What you should do —
The entries below should be quoted exactly, with no pictures carried over.

Raw records —

****************

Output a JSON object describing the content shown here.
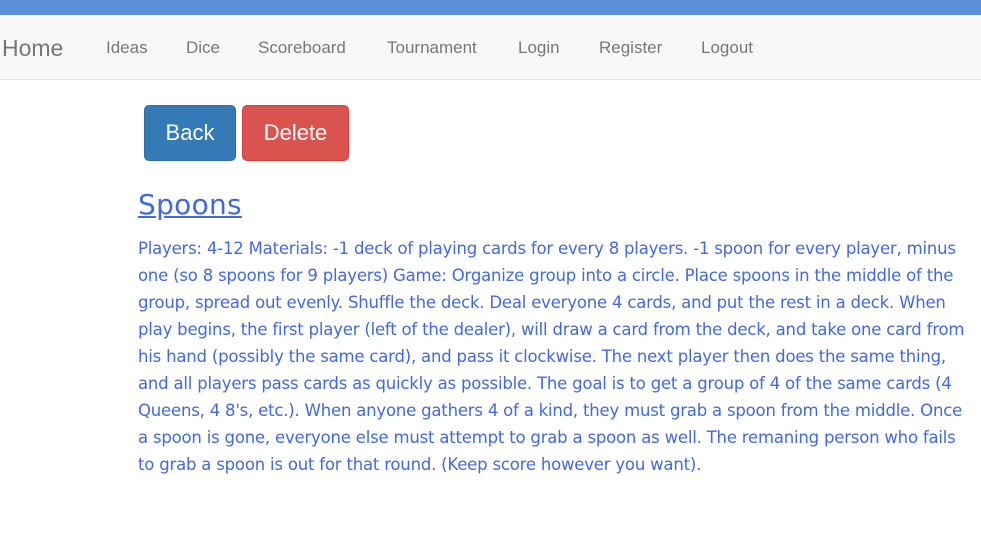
{
  "nav": {
    "brand": "Home",
    "links": [
      "Ideas",
      "Dice",
      "Scoreboard",
      "Tournament",
      "Login",
      "Register",
      "Logout"
    ]
  },
  "actions": {
    "back_label": "Back",
    "delete_label": "Delete"
  },
  "idea": {
    "title": "Spoons",
    "description": "Players: 4-12 Materials: -1 deck of playing cards for every 8 players. -1 spoon for every player, minus one (so 8 spoons for 9 players) Game: Organize group into a circle. Place spoons in the middle of the group, spread out evenly. Shuffle the deck. Deal everyone 4 cards, and put the rest in a deck. When play begins, the first player (left of the dealer), will draw a card from the deck, and take one card from his hand (possibly the same card), and pass it clockwise. The next player then does the same thing, and all players pass cards as quickly as possible. The goal is to get a group of 4 of the same cards (4 Queens, 4 8's, etc.). When anyone gathers 4 of a kind, they must grab a spoon from the middle. Once a spoon is gone, everyone else must attempt to grab a spoon as well. The remaning person who fails to grab a spoon is out for that round. (Keep score however you want)."
  },
  "colors": {
    "top_stripe": "#5a8fd8",
    "navbar_bg": "#f8f8f8",
    "nav_text": "#777777",
    "back_button": "#337ab7",
    "delete_button": "#d9534f",
    "content_text": "#4169e1"
  }
}
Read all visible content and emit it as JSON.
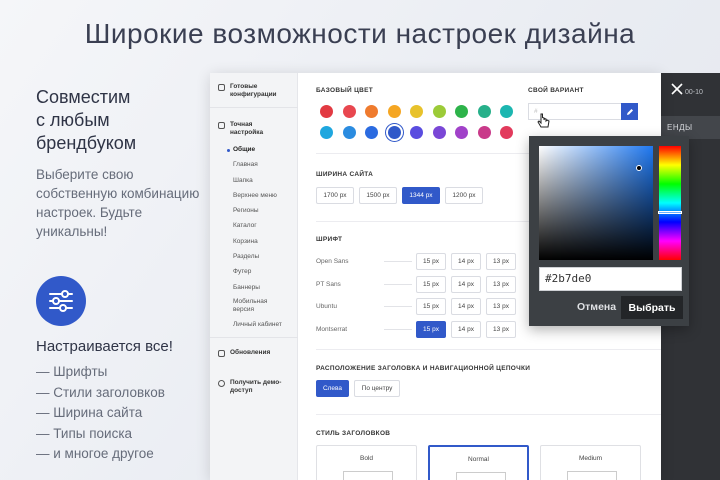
{
  "headline": "Широкие возможности настроек дизайна",
  "intro": {
    "title": "Совместим\nс любым\nбрендбуком",
    "text": "Выберите свою собственную комбинацию настроек. Будьте уникальны!"
  },
  "features": {
    "title": "Настраивается все!",
    "items": [
      "— Шрифты",
      "— Стили заголовков",
      "— Ширина сайта",
      "— Типы поиска",
      "— и многое другое"
    ]
  },
  "sidebar": {
    "ready": "Готовые конфигурации",
    "fine": "Точная настройка",
    "subs": [
      "Общие",
      "Главная",
      "Шапка",
      "Верхнее меню",
      "Регионы",
      "Каталог",
      "Корзина",
      "Разделы",
      "Футер",
      "Баннеры",
      "Мобильная версия",
      "Личный кабинет"
    ],
    "updates": "Обновления",
    "demo": "Получить демо-доступ"
  },
  "base_color": {
    "title": "БАЗОВЫЙ ЦВЕТ",
    "row1": [
      "#e23a42",
      "#e8474f",
      "#ef7b2e",
      "#f5a623",
      "#e8c22b",
      "#9ccb38",
      "#2db34a",
      "#27b08a",
      "#1cb6b0"
    ],
    "row2": [
      "#1fa7df",
      "#2b8ce0",
      "#2b6be0",
      "#3159c9",
      "#5a4de0",
      "#7a47d6",
      "#a142c9",
      "#c93a8a",
      "#e23a5c"
    ],
    "selected": "#3159c9"
  },
  "custom": {
    "title": "СВОЙ ВАРИАНТ",
    "value": "#",
    "pen_icon": "pencil-icon"
  },
  "width": {
    "title": "ШИРИНА САЙТА",
    "options": [
      "1700 px",
      "1500 px",
      "1344 px",
      "1200 px"
    ],
    "selected": "1344 px"
  },
  "font": {
    "title": "ШРИФТ",
    "sizes": [
      "15 px",
      "14 px",
      "13 px"
    ],
    "fonts": [
      {
        "name": "Open Sans",
        "sel": null
      },
      {
        "name": "PT Sans",
        "sel": null
      },
      {
        "name": "Ubuntu",
        "sel": null
      },
      {
        "name": "Montserrat",
        "sel": "15 px"
      }
    ]
  },
  "placement": {
    "title": "РАСПОЛОЖЕНИЕ ЗАГОЛОВКА И НАВИГАЦИОННОЙ ЦЕПОЧКИ",
    "options": [
      "Слева",
      "По центру"
    ],
    "selected": "Слева"
  },
  "heading_style": {
    "title": "СТИЛЬ ЗАГОЛОВКОВ",
    "options": [
      "Bold",
      "Normal",
      "Medium"
    ],
    "selected": "Normal"
  },
  "picker": {
    "hex": "#2b7de0",
    "cancel": "Отмена",
    "choose": "Выбрать"
  },
  "backdrop": {
    "nav_fragment": "ЕНДЫ",
    "phone_fragment": "00-10"
  }
}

****************

Task solution —
Output a JSON object describing the content shown here.
{
  "nav": {
    "brand": "Home",
    "links": [
      "Ideas",
      "Dice",
      "Scoreboard",
      "Tournament",
      "Login",
      "Register",
      "Logout"
    ]
  },
  "actions": {
    "back_label": "Back",
    "delete_label": "Delete"
  },
  "idea": {
    "title": "Spoons",
    "description": "Players: 4-12 Materials: -1 deck of playing cards for every 8 players. -1 spoon for every player, minus one (so 8 spoons for 9 players) Game: Organize group into a circle. Place spoons in the middle of the group, spread out evenly. Shuffle the deck. Deal everyone 4 cards, and put the rest in a deck. When play begins, the first player (left of the dealer), will draw a card from the deck, and take one card from his hand (possibly the same card), and pass it clockwise. The next player then does the same thing, and all players pass cards as quickly as possible. The goal is to get a group of 4 of the same cards (4 Queens, 4 8's, etc.). When anyone gathers 4 of a kind, they must grab a spoon from the middle. Once a spoon is gone, everyone else must attempt to grab a spoon as well. The remaning person who fails to grab a spoon is out for that round. (Keep score however you want)."
  },
  "colors": {
    "top_stripe": "#5a8fd8",
    "navbar_bg": "#f8f8f8",
    "nav_text": "#777777",
    "back_button": "#337ab7",
    "delete_button": "#d9534f",
    "content_text": "#4169e1"
  }
}
Read all visible content and emit it as JSON.
{
  "headline": "Широкие возможности настроек дизайна",
  "intro": {
    "title": "Совместим\nс любым\nбрендбуком",
    "text": "Выберите свою собственную комбинацию настроек. Будьте уникальны!"
  },
  "features": {
    "title": "Настраивается все!",
    "items": [
      "— Шрифты",
      "— Стили заголовков",
      "— Ширина сайта",
      "— Типы поиска",
      "— и многое другое"
    ]
  },
  "sidebar": {
    "ready": "Готовые конфигурации",
    "fine": "Точная настройка",
    "subs": [
      "Общие",
      "Главная",
      "Шапка",
      "Верхнее меню",
      "Регионы",
      "Каталог",
      "Корзина",
      "Разделы",
      "Футер",
      "Баннеры",
      "Мобильная версия",
      "Личный кабинет"
    ],
    "updates": "Обновления",
    "demo": "Получить демо-доступ"
  },
  "base_color": {
    "title": "БАЗОВЫЙ ЦВЕТ",
    "row1": [
      "#e23a42",
      "#e8474f",
      "#ef7b2e",
      "#f5a623",
      "#e8c22b",
      "#9ccb38",
      "#2db34a",
      "#27b08a",
      "#1cb6b0"
    ],
    "row2": [
      "#1fa7df",
      "#2b8ce0",
      "#2b6be0",
      "#3159c9",
      "#5a4de0",
      "#7a47d6",
      "#a142c9",
      "#c93a8a",
      "#e23a5c"
    ],
    "selected": "#3159c9"
  },
  "custom": {
    "title": "СВОЙ ВАРИАНТ",
    "value": "#",
    "pen_icon": "pencil-icon"
  },
  "width": {
    "title": "ШИРИНА САЙТА",
    "options": [
      "1700 px",
      "1500 px",
      "1344 px",
      "1200 px"
    ],
    "selected": "1344 px"
  },
  "font": {
    "title": "ШРИФТ",
    "sizes": [
      "15 px",
      "14 px",
      "13 px"
    ],
    "fonts": [
      {
        "name": "Open Sans",
        "sel": null
      },
      {
        "name": "PT Sans",
        "sel": null
      },
      {
        "name": "Ubuntu",
        "sel": null
      },
      {
        "name": "Montserrat",
        "sel": "15 px"
      }
    ]
  },
  "placement": {
    "title": "РАСПОЛОЖЕНИЕ ЗАГОЛОВКА И НАВИГАЦИОННОЙ ЦЕПОЧКИ",
    "options": [
      "Слева",
      "По центру"
    ],
    "selected": "Слева"
  },
  "heading_style": {
    "title": "СТИЛЬ ЗАГОЛОВКОВ",
    "options": [
      "Bold",
      "Normal",
      "Medium"
    ],
    "selected": "Normal"
  },
  "picker": {
    "hex": "#2b7de0",
    "cancel": "Отмена",
    "choose": "Выбрать"
  },
  "backdrop": {
    "nav_fragment": "ЕНДЫ",
    "phone_fragment": "00-10"
  }
}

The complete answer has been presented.